WHAT IS REQUIRED -
Write out the entries verbatim and leave the images out of the copy.
[Start of DATA PROVIDED]
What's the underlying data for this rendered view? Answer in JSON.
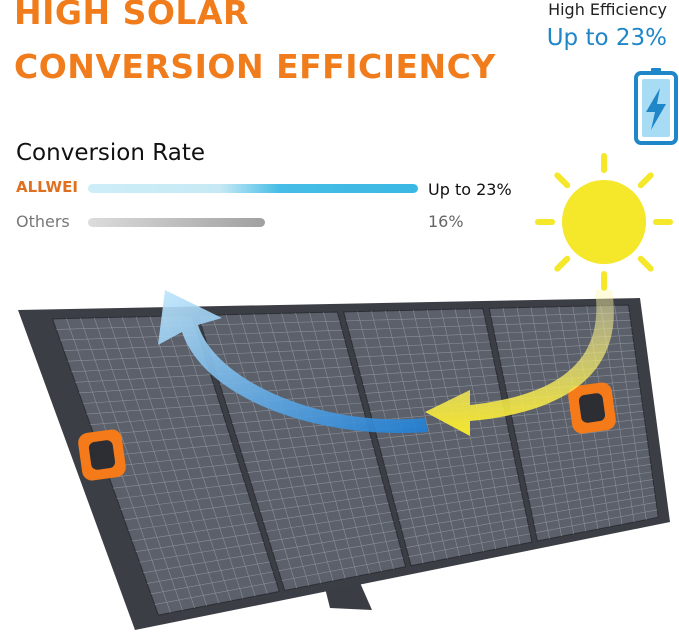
{
  "headline": {
    "line1": "HIGH SOLAR",
    "line2": "CONVERSION EFFICIENCY"
  },
  "badge": {
    "label": "High Efficiency",
    "value": "Up to 23%",
    "icon": "battery-charging-icon"
  },
  "comparison": {
    "title": "Conversion Rate",
    "rows": [
      {
        "name": "ALLWEI",
        "value_text": "Up to 23%",
        "percent": 23,
        "color": "#3ab8e4"
      },
      {
        "name": "Others",
        "value_text": "16%",
        "percent": 16,
        "color": "#a0a0a0"
      }
    ]
  },
  "colors": {
    "accent": "#f07c1c",
    "blue": "#1f86c8",
    "sun": "#f5e72a"
  }
}
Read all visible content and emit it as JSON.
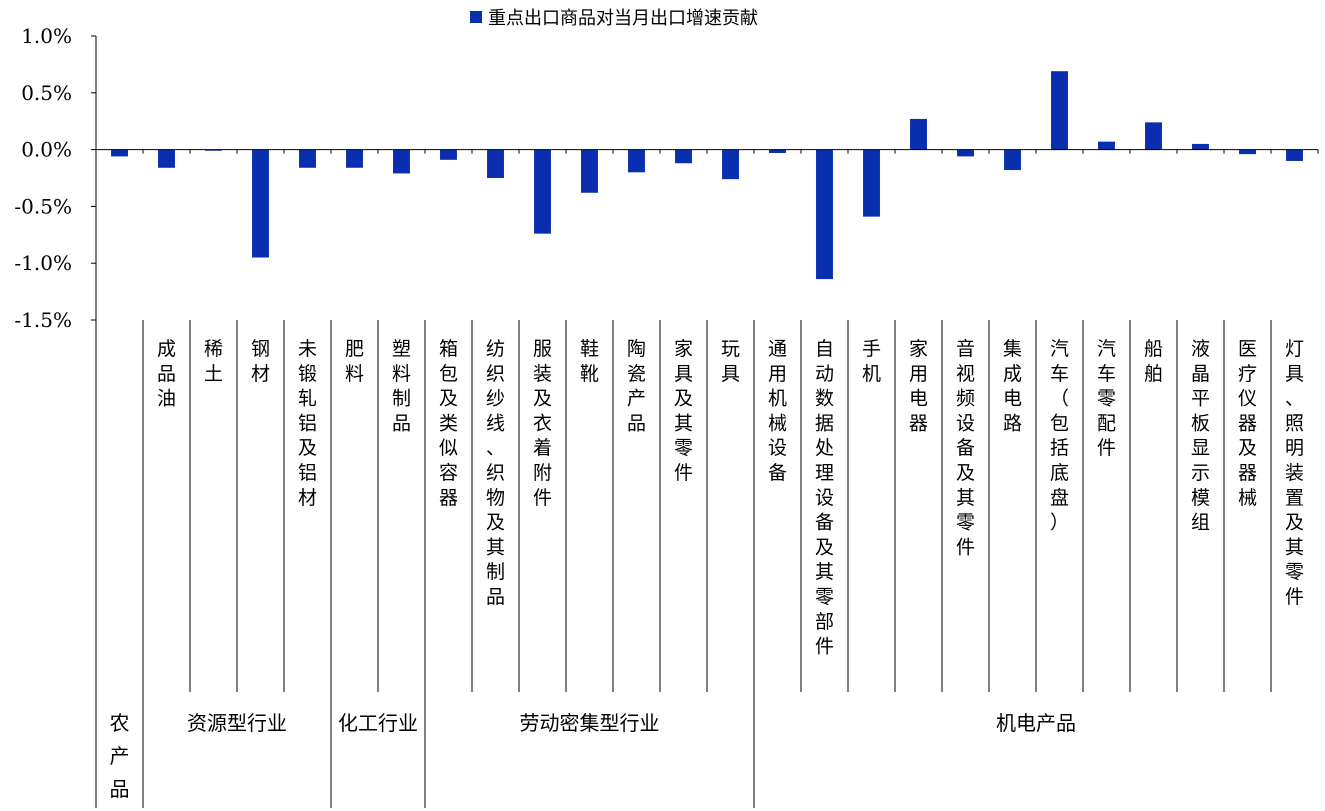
{
  "chart_data": {
    "type": "bar",
    "title": "",
    "xlabel": "",
    "ylabel": "",
    "ylim": [
      -1.5,
      1.0
    ],
    "yticks": [
      1.0,
      0.5,
      0.0,
      -0.5,
      -1.0,
      -1.5
    ],
    "ytick_labels": [
      "1.0%",
      "0.5%",
      "0.0%",
      "-0.5%",
      "-1.0%",
      "-1.5%"
    ],
    "grid": false,
    "legend_position": "top-center",
    "categories": [
      "",
      "成品油",
      "稀土",
      "钢材",
      "未锻轧铝及铝材",
      "肥料",
      "塑料制品",
      "箱包及类似容器",
      "纺织纱线、织物及其制品",
      "服装及衣着附件",
      "鞋靴",
      "陶瓷产品",
      "家具及其零件",
      "玩具",
      "通用机械设备",
      "自动数据处理设备及其零部件",
      "手机",
      "家用电器",
      "音视频设备及其零件",
      "集成电路",
      "汽车（包括底盘）",
      "汽车零配件",
      "船舶",
      "液晶平板显示模组",
      "医疗仪器及器械",
      "灯具、照明装置及其零件"
    ],
    "series": [
      {
        "name": "重点出口商品对当月出口增速贡献",
        "color": "#0a2fae",
        "values": [
          -0.06,
          -0.16,
          -0.01,
          -0.95,
          -0.16,
          -0.16,
          -0.21,
          -0.09,
          -0.25,
          -0.74,
          -0.38,
          -0.2,
          -0.12,
          -0.26,
          -0.03,
          -1.14,
          -0.59,
          0.27,
          -0.06,
          -0.18,
          0.69,
          0.07,
          0.24,
          0.05,
          -0.04,
          -0.1
        ]
      }
    ],
    "groups": [
      {
        "label": "农产品",
        "start": 0,
        "end": 0
      },
      {
        "label": "资源型行业",
        "start": 1,
        "end": 4
      },
      {
        "label": "化工行业",
        "start": 5,
        "end": 6
      },
      {
        "label": "劳动密集型行业",
        "start": 7,
        "end": 13
      },
      {
        "label": "机电产品",
        "start": 14,
        "end": 25
      }
    ]
  }
}
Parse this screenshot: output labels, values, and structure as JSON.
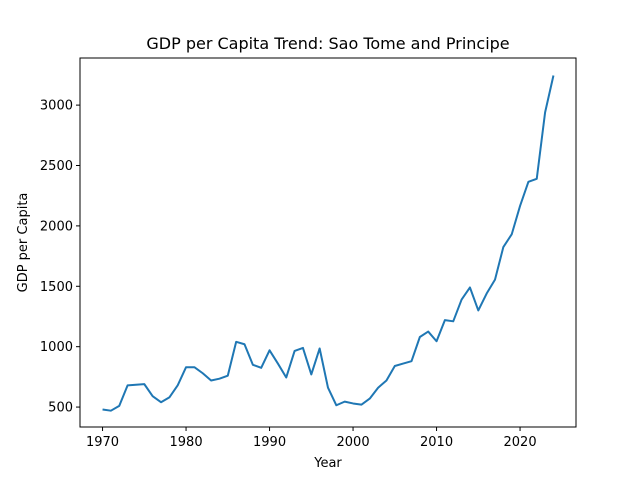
{
  "chart_data": {
    "type": "line",
    "title": "GDP per Capita Trend: Sao Tome and Principe",
    "xlabel": "Year",
    "ylabel": "GDP per Capita",
    "xlim": [
      1967.3,
      2026.7
    ],
    "ylim": [
      335,
      3390
    ],
    "x_ticks": [
      1970,
      1980,
      1990,
      2000,
      2010,
      2020
    ],
    "y_ticks": [
      500,
      1000,
      1500,
      2000,
      2500,
      3000
    ],
    "grid": false,
    "color": "#1f77b4",
    "series": [
      {
        "x": [
          1970,
          1971,
          1972,
          1973,
          1974,
          1975,
          1976,
          1977,
          1978,
          1979,
          1980,
          1981,
          1982,
          1983,
          1984,
          1985,
          1986,
          1987,
          1988,
          1989,
          1990,
          1991,
          1992,
          1993,
          1994,
          1995,
          1996,
          1997,
          1998,
          1999,
          2000,
          2001,
          2002,
          2003,
          2004,
          2005,
          2006,
          2007,
          2008,
          2009,
          2010,
          2011,
          2012,
          2013,
          2014,
          2015,
          2016,
          2017,
          2018,
          2019,
          2020,
          2021,
          2022,
          2023,
          2024
        ],
        "values": [
          480,
          470,
          510,
          680,
          685,
          690,
          590,
          540,
          580,
          680,
          830,
          830,
          780,
          720,
          735,
          760,
          1040,
          1020,
          850,
          825,
          970,
          860,
          745,
          965,
          990,
          770,
          985,
          660,
          515,
          545,
          530,
          520,
          570,
          660,
          720,
          840,
          860,
          880,
          1080,
          1125,
          1045,
          1220,
          1210,
          1390,
          1490,
          1300,
          1440,
          1555,
          1825,
          1930,
          2165,
          2365,
          2390,
          2940,
          3245
        ]
      }
    ]
  }
}
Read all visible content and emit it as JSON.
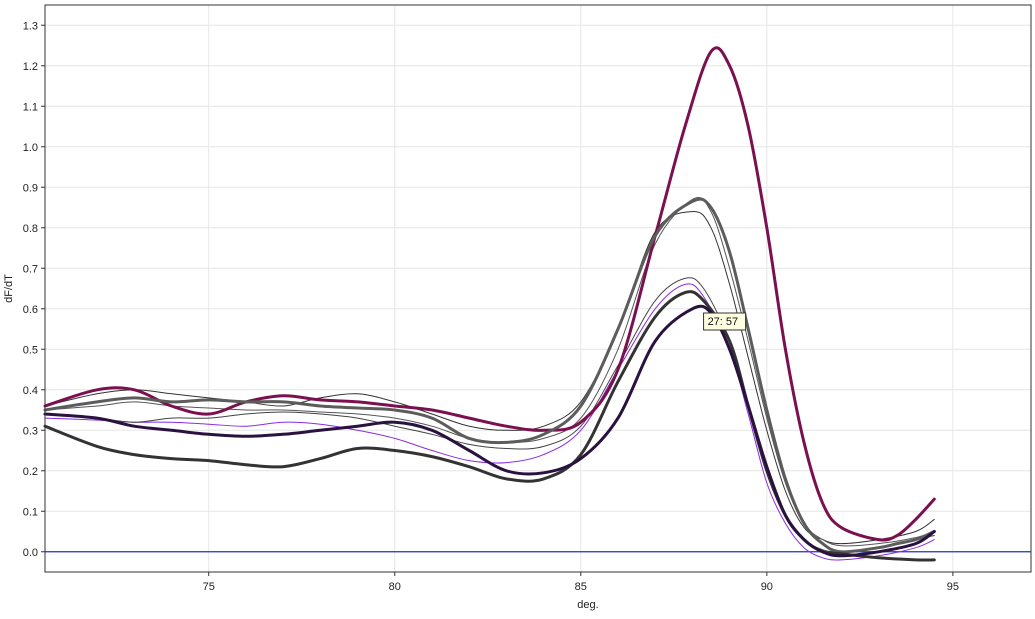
[End of DATA PROVIDED]
ANSWER BELOW -
What's the underlying data for this rendered view? Answer in JSON.
{
  "headline": {
    "line1": "HIGH SOLAR",
    "line2": "CONVERSION EFFICIENCY"
  },
  "badge": {
    "label": "High Efficiency",
    "value": "Up to 23%",
    "icon": "battery-charging-icon"
  },
  "comparison": {
    "title": "Conversion Rate",
    "rows": [
      {
        "name": "ALLWEI",
        "value_text": "Up to 23%",
        "percent": 23,
        "color": "#3ab8e4"
      },
      {
        "name": "Others",
        "value_text": "16%",
        "percent": 16,
        "color": "#a0a0a0"
      }
    ]
  },
  "colors": {
    "accent": "#f07c1c",
    "blue": "#1f86c8",
    "sun": "#f5e72a"
  }
}
Read all visible content and emit it as JSON.
{
  "chart_data": {
    "type": "bar",
    "title": "",
    "xlabel": "",
    "ylabel": "",
    "ylim": [
      -1.5,
      1.0
    ],
    "yticks": [
      1.0,
      0.5,
      0.0,
      -0.5,
      -1.0,
      -1.5
    ],
    "ytick_labels": [
      "1.0%",
      "0.5%",
      "0.0%",
      "-0.5%",
      "-1.0%",
      "-1.5%"
    ],
    "grid": false,
    "legend_position": "top-center",
    "categories": [
      "",
      "成品油",
      "稀土",
      "钢材",
      "未锻轧铝及铝材",
      "肥料",
      "塑料制品",
      "箱包及类似容器",
      "纺织纱线、织物及其制品",
      "服装及衣着附件",
      "鞋靴",
      "陶瓷产品",
      "家具及其零件",
      "玩具",
      "通用机械设备",
      "自动数据处理设备及其零部件",
      "手机",
      "家用电器",
      "音视频设备及其零件",
      "集成电路",
      "汽车（包括底盘）",
      "汽车零配件",
      "船舶",
      "液晶平板显示模组",
      "医疗仪器及器械",
      "灯具、照明装置及其零件"
    ],
    "series": [
      {
        "name": "重点出口商品对当月出口增速贡献",
        "color": "#0a2fae",
        "values": [
          -0.06,
          -0.16,
          -0.01,
          -0.95,
          -0.16,
          -0.16,
          -0.21,
          -0.09,
          -0.25,
          -0.74,
          -0.38,
          -0.2,
          -0.12,
          -0.26,
          -0.03,
          -1.14,
          -0.59,
          0.27,
          -0.06,
          -0.18,
          0.69,
          0.07,
          0.24,
          0.05,
          -0.04,
          -0.1
        ]
      }
    ],
    "groups": [
      {
        "label": "农产品",
        "start": 0,
        "end": 0
      },
      {
        "label": "资源型行业",
        "start": 1,
        "end": 4
      },
      {
        "label": "化工行业",
        "start": 5,
        "end": 6
      },
      {
        "label": "劳动密集型行业",
        "start": 7,
        "end": 13
      },
      {
        "label": "机电产品",
        "start": 14,
        "end": 25
      }
    ]
  }
}
Parse this screenshot: output labels, values, and structure as JSON.
{
  "chart_data": {
    "type": "line",
    "title": "GDP per Capita Trend: Sao Tome and Principe",
    "xlabel": "Year",
    "ylabel": "GDP per Capita",
    "xlim": [
      1967.3,
      2026.7
    ],
    "ylim": [
      335,
      3390
    ],
    "x_ticks": [
      1970,
      1980,
      1990,
      2000,
      2010,
      2020
    ],
    "y_ticks": [
      500,
      1000,
      1500,
      2000,
      2500,
      3000
    ],
    "grid": false,
    "color": "#1f77b4",
    "series": [
      {
        "x": [
          1970,
          1971,
          1972,
          1973,
          1974,
          1975,
          1976,
          1977,
          1978,
          1979,
          1980,
          1981,
          1982,
          1983,
          1984,
          1985,
          1986,
          1987,
          1988,
          1989,
          1990,
          1991,
          1992,
          1993,
          1994,
          1995,
          1996,
          1997,
          1998,
          1999,
          2000,
          2001,
          2002,
          2003,
          2004,
          2005,
          2006,
          2007,
          2008,
          2009,
          2010,
          2011,
          2012,
          2013,
          2014,
          2015,
          2016,
          2017,
          2018,
          2019,
          2020,
          2021,
          2022,
          2023,
          2024
        ],
        "values": [
          480,
          470,
          510,
          680,
          685,
          690,
          590,
          540,
          580,
          680,
          830,
          830,
          780,
          720,
          735,
          760,
          1040,
          1020,
          850,
          825,
          970,
          860,
          745,
          965,
          990,
          770,
          985,
          660,
          515,
          545,
          530,
          520,
          570,
          660,
          720,
          840,
          860,
          880,
          1080,
          1125,
          1045,
          1220,
          1210,
          1390,
          1490,
          1300,
          1440,
          1555,
          1825,
          1930,
          2165,
          2365,
          2390,
          2940,
          3245
        ]
      }
    ]
  }
}
Read all visible content and emit it as JSON.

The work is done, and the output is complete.